**The request**
Search the entries for the word "changes" and pull out each line that has it.

Data items:
------------------------------------
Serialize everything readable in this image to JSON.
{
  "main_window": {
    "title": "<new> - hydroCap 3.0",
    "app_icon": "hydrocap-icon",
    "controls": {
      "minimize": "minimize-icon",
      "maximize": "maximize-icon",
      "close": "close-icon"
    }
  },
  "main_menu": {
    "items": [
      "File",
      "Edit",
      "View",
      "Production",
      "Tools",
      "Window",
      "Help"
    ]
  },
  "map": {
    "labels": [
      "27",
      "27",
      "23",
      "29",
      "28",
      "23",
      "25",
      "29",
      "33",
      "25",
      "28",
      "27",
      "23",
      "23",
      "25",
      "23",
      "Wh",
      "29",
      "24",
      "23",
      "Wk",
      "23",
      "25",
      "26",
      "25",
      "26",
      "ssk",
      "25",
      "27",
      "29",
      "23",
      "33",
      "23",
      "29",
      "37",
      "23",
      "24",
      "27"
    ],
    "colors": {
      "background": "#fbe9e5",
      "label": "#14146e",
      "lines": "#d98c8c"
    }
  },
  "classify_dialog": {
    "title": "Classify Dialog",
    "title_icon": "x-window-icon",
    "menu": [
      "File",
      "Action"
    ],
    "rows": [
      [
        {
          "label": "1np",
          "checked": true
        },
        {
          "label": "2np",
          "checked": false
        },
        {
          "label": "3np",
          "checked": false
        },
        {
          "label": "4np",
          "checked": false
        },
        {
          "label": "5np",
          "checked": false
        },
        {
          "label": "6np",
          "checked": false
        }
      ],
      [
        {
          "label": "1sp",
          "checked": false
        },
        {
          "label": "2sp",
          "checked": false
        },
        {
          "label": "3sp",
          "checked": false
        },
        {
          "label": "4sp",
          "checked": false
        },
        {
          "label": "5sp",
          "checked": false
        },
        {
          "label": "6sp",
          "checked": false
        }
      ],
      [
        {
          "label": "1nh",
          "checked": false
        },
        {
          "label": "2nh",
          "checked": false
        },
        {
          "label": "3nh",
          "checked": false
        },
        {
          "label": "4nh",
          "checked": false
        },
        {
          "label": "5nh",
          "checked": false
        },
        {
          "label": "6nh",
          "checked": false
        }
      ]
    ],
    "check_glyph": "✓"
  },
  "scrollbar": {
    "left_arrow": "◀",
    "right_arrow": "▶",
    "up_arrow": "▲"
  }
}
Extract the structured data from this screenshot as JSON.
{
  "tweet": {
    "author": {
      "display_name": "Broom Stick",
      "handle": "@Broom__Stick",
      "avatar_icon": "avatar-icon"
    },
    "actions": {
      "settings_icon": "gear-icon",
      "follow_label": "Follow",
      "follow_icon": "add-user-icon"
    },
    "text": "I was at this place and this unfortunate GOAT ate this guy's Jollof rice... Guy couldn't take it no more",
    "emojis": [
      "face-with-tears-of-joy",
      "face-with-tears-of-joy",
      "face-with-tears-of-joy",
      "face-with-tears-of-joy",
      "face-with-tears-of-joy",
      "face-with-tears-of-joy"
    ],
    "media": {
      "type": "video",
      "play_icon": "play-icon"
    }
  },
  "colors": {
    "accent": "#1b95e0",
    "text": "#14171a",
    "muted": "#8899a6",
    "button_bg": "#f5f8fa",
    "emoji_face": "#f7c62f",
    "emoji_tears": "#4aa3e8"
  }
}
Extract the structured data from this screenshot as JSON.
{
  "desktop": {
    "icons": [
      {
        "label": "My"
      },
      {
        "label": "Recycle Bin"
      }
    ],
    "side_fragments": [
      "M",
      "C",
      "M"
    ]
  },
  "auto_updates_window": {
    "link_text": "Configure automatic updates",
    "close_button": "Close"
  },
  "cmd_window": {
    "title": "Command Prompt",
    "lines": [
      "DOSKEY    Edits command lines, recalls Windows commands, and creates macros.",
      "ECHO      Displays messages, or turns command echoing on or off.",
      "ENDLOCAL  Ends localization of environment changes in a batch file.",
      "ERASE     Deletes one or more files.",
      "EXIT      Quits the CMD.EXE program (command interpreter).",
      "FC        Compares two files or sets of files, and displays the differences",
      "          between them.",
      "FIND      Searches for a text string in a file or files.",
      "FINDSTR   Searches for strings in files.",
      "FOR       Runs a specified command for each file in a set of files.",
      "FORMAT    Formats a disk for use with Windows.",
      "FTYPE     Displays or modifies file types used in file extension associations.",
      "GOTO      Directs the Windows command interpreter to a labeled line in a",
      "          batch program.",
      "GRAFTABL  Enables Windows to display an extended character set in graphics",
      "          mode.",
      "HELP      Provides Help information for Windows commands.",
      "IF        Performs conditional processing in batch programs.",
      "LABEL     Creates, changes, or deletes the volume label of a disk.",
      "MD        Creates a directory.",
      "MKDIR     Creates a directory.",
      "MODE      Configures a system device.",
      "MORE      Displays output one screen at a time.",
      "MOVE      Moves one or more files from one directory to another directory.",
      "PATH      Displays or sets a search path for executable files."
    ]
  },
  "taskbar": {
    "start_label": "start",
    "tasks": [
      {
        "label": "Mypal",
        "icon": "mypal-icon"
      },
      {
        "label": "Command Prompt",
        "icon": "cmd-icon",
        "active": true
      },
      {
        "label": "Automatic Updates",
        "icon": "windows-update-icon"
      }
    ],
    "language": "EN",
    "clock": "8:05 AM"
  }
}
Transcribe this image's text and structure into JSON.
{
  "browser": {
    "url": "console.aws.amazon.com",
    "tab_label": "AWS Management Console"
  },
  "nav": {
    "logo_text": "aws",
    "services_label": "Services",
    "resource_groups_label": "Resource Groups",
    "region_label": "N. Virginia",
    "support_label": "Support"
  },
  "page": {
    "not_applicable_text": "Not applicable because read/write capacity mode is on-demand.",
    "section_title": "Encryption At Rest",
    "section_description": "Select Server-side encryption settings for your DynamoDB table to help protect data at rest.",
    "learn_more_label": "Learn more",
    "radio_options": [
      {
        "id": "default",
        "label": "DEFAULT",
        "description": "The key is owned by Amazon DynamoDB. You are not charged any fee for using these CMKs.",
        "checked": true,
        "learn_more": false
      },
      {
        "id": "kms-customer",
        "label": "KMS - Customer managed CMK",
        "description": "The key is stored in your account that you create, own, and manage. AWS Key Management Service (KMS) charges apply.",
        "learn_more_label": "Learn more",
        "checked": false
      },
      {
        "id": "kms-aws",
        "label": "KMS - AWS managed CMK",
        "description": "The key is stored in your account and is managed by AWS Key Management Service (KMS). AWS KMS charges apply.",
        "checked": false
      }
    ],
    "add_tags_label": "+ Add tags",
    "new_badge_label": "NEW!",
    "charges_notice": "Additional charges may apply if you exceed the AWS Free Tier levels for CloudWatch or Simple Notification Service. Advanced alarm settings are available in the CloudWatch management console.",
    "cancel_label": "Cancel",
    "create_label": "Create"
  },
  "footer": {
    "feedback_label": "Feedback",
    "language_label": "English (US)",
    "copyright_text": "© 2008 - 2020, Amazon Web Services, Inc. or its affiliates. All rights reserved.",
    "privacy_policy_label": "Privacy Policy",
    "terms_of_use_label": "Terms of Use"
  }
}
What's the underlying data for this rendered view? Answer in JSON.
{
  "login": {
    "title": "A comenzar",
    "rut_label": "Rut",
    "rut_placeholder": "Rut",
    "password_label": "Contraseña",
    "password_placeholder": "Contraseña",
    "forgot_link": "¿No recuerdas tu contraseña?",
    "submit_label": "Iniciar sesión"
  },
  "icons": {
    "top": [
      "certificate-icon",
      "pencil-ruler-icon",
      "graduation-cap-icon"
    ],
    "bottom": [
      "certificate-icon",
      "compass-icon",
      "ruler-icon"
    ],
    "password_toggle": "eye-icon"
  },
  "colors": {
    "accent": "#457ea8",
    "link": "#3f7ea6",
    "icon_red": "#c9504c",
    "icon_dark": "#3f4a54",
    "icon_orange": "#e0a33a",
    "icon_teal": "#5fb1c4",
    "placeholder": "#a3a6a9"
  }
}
------------------------------------
**Result for this exercise**
      "ENDLOCAL  Ends localization of environment changes in a batch file.",
      "LABEL     Creates, changes, or deletes the volume label of a disk.",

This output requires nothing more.